▶ _What you are asked to do_
Quote the whole listing exactly. Leave the pictures out of your copy.

▶ _Records to use_
══════════════════════════════
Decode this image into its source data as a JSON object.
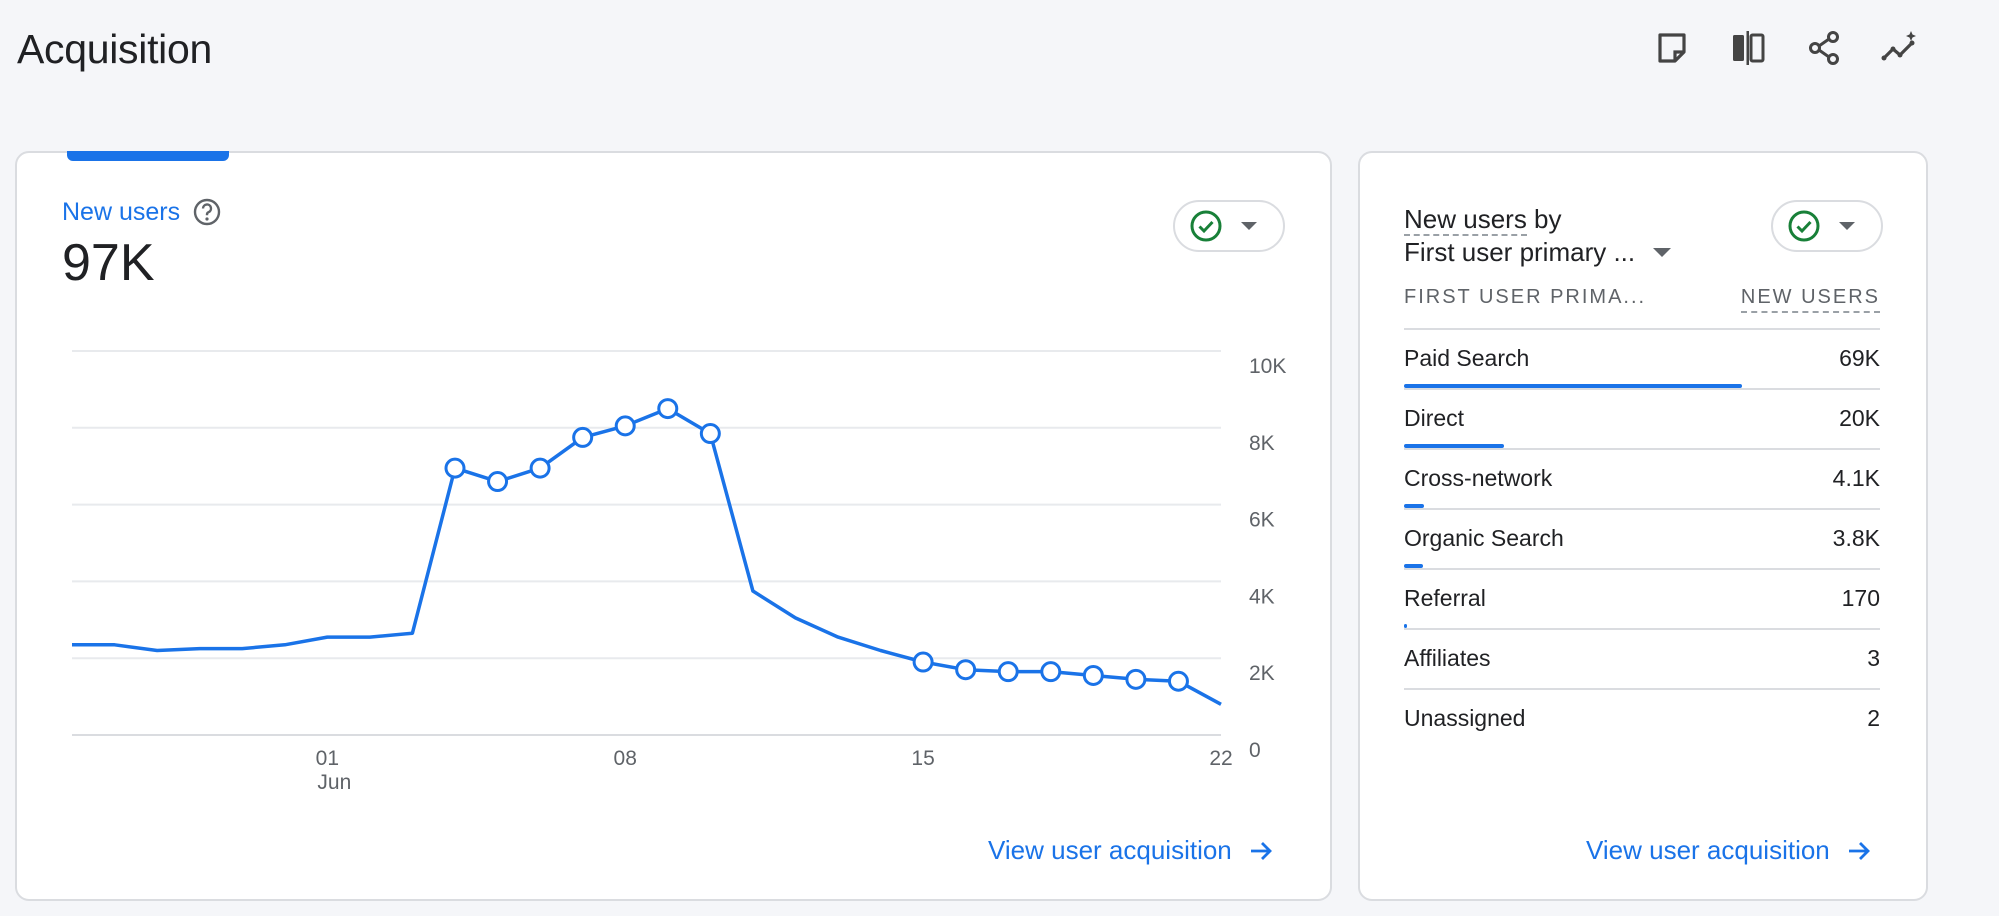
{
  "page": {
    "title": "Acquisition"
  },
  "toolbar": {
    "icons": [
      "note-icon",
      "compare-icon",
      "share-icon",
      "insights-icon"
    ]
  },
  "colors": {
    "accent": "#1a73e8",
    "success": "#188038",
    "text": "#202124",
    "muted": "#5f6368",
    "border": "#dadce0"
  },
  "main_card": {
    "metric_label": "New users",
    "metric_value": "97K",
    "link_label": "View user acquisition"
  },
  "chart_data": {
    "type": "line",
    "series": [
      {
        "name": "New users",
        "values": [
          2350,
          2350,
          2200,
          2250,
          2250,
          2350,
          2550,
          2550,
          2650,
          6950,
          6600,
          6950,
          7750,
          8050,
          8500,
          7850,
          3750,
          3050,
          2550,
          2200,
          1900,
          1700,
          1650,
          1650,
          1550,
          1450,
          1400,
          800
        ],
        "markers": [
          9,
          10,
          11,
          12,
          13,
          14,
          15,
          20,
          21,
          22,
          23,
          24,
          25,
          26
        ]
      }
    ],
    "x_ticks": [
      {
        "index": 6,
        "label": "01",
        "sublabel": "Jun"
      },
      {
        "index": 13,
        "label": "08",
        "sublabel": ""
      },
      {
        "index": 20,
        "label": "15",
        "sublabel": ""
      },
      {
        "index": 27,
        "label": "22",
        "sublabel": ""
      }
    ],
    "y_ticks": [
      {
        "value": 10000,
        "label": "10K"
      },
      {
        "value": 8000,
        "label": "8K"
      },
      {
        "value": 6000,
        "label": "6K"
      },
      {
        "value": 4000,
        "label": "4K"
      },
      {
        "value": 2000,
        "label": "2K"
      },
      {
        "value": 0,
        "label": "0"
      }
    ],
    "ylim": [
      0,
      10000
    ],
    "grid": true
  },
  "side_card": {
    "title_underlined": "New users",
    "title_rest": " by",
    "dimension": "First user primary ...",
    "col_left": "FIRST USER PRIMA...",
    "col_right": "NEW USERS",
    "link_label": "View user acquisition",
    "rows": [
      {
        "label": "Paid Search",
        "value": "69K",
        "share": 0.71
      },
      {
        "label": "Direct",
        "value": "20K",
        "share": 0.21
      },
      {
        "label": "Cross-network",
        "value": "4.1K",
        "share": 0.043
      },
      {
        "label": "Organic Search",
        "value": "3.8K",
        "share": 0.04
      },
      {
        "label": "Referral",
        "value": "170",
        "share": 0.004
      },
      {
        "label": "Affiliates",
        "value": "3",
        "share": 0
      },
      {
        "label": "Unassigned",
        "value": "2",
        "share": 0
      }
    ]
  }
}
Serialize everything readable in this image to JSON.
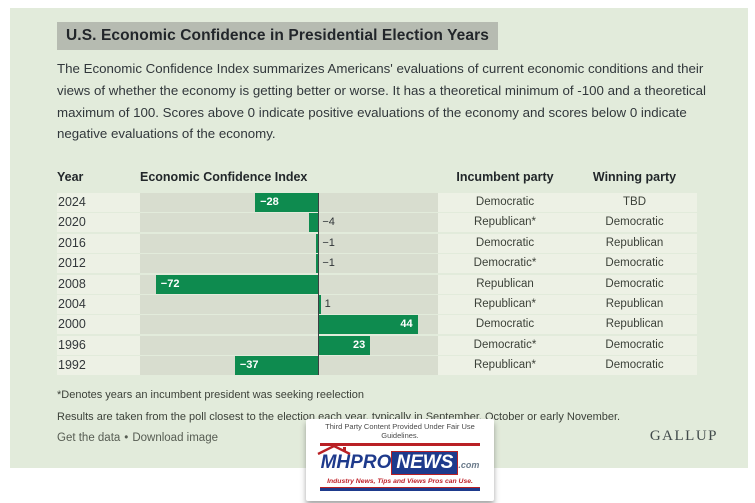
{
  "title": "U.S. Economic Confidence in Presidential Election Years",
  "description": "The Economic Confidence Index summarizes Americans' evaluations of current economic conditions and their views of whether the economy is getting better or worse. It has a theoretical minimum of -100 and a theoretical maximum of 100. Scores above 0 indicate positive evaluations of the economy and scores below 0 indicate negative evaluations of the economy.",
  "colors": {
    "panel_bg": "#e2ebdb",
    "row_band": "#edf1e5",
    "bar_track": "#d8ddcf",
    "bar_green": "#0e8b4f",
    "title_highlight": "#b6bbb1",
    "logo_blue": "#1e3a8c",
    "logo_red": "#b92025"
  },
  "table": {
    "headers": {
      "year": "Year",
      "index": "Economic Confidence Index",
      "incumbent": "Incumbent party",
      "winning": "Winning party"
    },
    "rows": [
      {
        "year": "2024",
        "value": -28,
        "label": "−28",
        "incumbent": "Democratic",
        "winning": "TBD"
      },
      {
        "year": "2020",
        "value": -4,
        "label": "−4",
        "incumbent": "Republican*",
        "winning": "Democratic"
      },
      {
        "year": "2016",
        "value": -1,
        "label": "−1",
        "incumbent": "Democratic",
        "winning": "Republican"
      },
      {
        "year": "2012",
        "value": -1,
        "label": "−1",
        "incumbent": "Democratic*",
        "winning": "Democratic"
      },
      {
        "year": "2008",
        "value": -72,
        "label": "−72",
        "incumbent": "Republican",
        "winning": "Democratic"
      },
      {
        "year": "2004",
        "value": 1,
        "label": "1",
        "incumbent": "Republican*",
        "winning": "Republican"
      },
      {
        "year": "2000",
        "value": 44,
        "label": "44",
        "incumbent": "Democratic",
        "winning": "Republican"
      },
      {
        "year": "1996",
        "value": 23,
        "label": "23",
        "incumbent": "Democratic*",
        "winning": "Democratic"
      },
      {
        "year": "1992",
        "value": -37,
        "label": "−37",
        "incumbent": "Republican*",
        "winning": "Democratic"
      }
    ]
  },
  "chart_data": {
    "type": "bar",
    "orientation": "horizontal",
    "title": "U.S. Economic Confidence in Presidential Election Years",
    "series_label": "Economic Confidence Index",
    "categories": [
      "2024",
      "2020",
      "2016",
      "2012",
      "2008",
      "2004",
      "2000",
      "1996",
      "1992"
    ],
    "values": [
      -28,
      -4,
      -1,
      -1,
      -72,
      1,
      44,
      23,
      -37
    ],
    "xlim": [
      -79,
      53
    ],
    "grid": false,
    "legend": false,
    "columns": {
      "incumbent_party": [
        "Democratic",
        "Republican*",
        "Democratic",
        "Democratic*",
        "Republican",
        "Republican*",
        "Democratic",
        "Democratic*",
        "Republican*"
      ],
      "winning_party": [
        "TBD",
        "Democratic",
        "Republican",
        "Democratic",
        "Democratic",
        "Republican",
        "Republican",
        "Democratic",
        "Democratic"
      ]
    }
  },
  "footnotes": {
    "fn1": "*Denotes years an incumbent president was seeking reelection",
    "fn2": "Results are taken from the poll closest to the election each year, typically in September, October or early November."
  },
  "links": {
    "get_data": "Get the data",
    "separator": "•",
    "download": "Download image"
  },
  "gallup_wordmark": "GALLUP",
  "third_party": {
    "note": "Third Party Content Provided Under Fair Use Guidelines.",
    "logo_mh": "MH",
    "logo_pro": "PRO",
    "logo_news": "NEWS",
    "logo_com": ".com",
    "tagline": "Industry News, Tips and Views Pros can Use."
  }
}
══════════════════════════════
▶ _Solution_
Decode this image into its source data as a JSON object.
{
  "page": {
    "title": "Acquisition"
  },
  "toolbar": {
    "icons": [
      "note-icon",
      "compare-icon",
      "share-icon",
      "insights-icon"
    ]
  },
  "colors": {
    "accent": "#1a73e8",
    "success": "#188038",
    "text": "#202124",
    "muted": "#5f6368",
    "border": "#dadce0"
  },
  "main_card": {
    "metric_label": "New users",
    "metric_value": "97K",
    "link_label": "View user acquisition"
  },
  "chart_data": {
    "type": "line",
    "series": [
      {
        "name": "New users",
        "values": [
          2350,
          2350,
          2200,
          2250,
          2250,
          2350,
          2550,
          2550,
          2650,
          6950,
          6600,
          6950,
          7750,
          8050,
          8500,
          7850,
          3750,
          3050,
          2550,
          2200,
          1900,
          1700,
          1650,
          1650,
          1550,
          1450,
          1400,
          800
        ],
        "markers": [
          9,
          10,
          11,
          12,
          13,
          14,
          15,
          20,
          21,
          22,
          23,
          24,
          25,
          26
        ]
      }
    ],
    "x_ticks": [
      {
        "index": 6,
        "label": "01",
        "sublabel": "Jun"
      },
      {
        "index": 13,
        "label": "08",
        "sublabel": ""
      },
      {
        "index": 20,
        "label": "15",
        "sublabel": ""
      },
      {
        "index": 27,
        "label": "22",
        "sublabel": ""
      }
    ],
    "y_ticks": [
      {
        "value": 10000,
        "label": "10K"
      },
      {
        "value": 8000,
        "label": "8K"
      },
      {
        "value": 6000,
        "label": "6K"
      },
      {
        "value": 4000,
        "label": "4K"
      },
      {
        "value": 2000,
        "label": "2K"
      },
      {
        "value": 0,
        "label": "0"
      }
    ],
    "ylim": [
      0,
      10000
    ],
    "grid": true
  },
  "side_card": {
    "title_underlined": "New users",
    "title_rest": " by",
    "dimension": "First user primary ...",
    "col_left": "FIRST USER PRIMA...",
    "col_right": "NEW USERS",
    "link_label": "View user acquisition",
    "rows": [
      {
        "label": "Paid Search",
        "value": "69K",
        "share": 0.71
      },
      {
        "label": "Direct",
        "value": "20K",
        "share": 0.21
      },
      {
        "label": "Cross-network",
        "value": "4.1K",
        "share": 0.043
      },
      {
        "label": "Organic Search",
        "value": "3.8K",
        "share": 0.04
      },
      {
        "label": "Referral",
        "value": "170",
        "share": 0.004
      },
      {
        "label": "Affiliates",
        "value": "3",
        "share": 0
      },
      {
        "label": "Unassigned",
        "value": "2",
        "share": 0
      }
    ]
  }
}
Serialize everything readable in this image to JSON.
{
  "title": "U.S. Economic Confidence in Presidential Election Years",
  "description": "The Economic Confidence Index summarizes Americans' evaluations of current economic conditions and their views of whether the economy is getting better or worse. It has a theoretical minimum of -100 and a theoretical maximum of 100. Scores above 0 indicate positive evaluations of the economy and scores below 0 indicate negative evaluations of the economy.",
  "colors": {
    "panel_bg": "#e2ebdb",
    "row_band": "#edf1e5",
    "bar_track": "#d8ddcf",
    "bar_green": "#0e8b4f",
    "title_highlight": "#b6bbb1",
    "logo_blue": "#1e3a8c",
    "logo_red": "#b92025"
  },
  "table": {
    "headers": {
      "year": "Year",
      "index": "Economic Confidence Index",
      "incumbent": "Incumbent party",
      "winning": "Winning party"
    },
    "rows": [
      {
        "year": "2024",
        "value": -28,
        "label": "−28",
        "incumbent": "Democratic",
        "winning": "TBD"
      },
      {
        "year": "2020",
        "value": -4,
        "label": "−4",
        "incumbent": "Republican*",
        "winning": "Democratic"
      },
      {
        "year": "2016",
        "value": -1,
        "label": "−1",
        "incumbent": "Democratic",
        "winning": "Republican"
      },
      {
        "year": "2012",
        "value": -1,
        "label": "−1",
        "incumbent": "Democratic*",
        "winning": "Democratic"
      },
      {
        "year": "2008",
        "value": -72,
        "label": "−72",
        "incumbent": "Republican",
        "winning": "Democratic"
      },
      {
        "year": "2004",
        "value": 1,
        "label": "1",
        "incumbent": "Republican*",
        "winning": "Republican"
      },
      {
        "year": "2000",
        "value": 44,
        "label": "44",
        "incumbent": "Democratic",
        "winning": "Republican"
      },
      {
        "year": "1996",
        "value": 23,
        "label": "23",
        "incumbent": "Democratic*",
        "winning": "Democratic"
      },
      {
        "year": "1992",
        "value": -37,
        "label": "−37",
        "incumbent": "Republican*",
        "winning": "Democratic"
      }
    ]
  },
  "chart_data": {
    "type": "bar",
    "orientation": "horizontal",
    "title": "U.S. Economic Confidence in Presidential Election Years",
    "series_label": "Economic Confidence Index",
    "categories": [
      "2024",
      "2020",
      "2016",
      "2012",
      "2008",
      "2004",
      "2000",
      "1996",
      "1992"
    ],
    "values": [
      -28,
      -4,
      -1,
      -1,
      -72,
      1,
      44,
      23,
      -37
    ],
    "xlim": [
      -79,
      53
    ],
    "grid": false,
    "legend": false,
    "columns": {
      "incumbent_party": [
        "Democratic",
        "Republican*",
        "Democratic",
        "Democratic*",
        "Republican",
        "Republican*",
        "Democratic",
        "Democratic*",
        "Republican*"
      ],
      "winning_party": [
        "TBD",
        "Democratic",
        "Republican",
        "Democratic",
        "Democratic",
        "Republican",
        "Republican",
        "Democratic",
        "Democratic"
      ]
    }
  },
  "footnotes": {
    "fn1": "*Denotes years an incumbent president was seeking reelection",
    "fn2": "Results are taken from the poll closest to the election each year, typically in September, October or early November."
  },
  "links": {
    "get_data": "Get the data",
    "separator": "•",
    "download": "Download image"
  },
  "gallup_wordmark": "GALLUP",
  "third_party": {
    "note": "Third Party Content Provided Under Fair Use Guidelines.",
    "logo_mh": "MH",
    "logo_pro": "PRO",
    "logo_news": "NEWS",
    "logo_com": ".com",
    "tagline": "Industry News, Tips and Views Pros can Use."
  }
}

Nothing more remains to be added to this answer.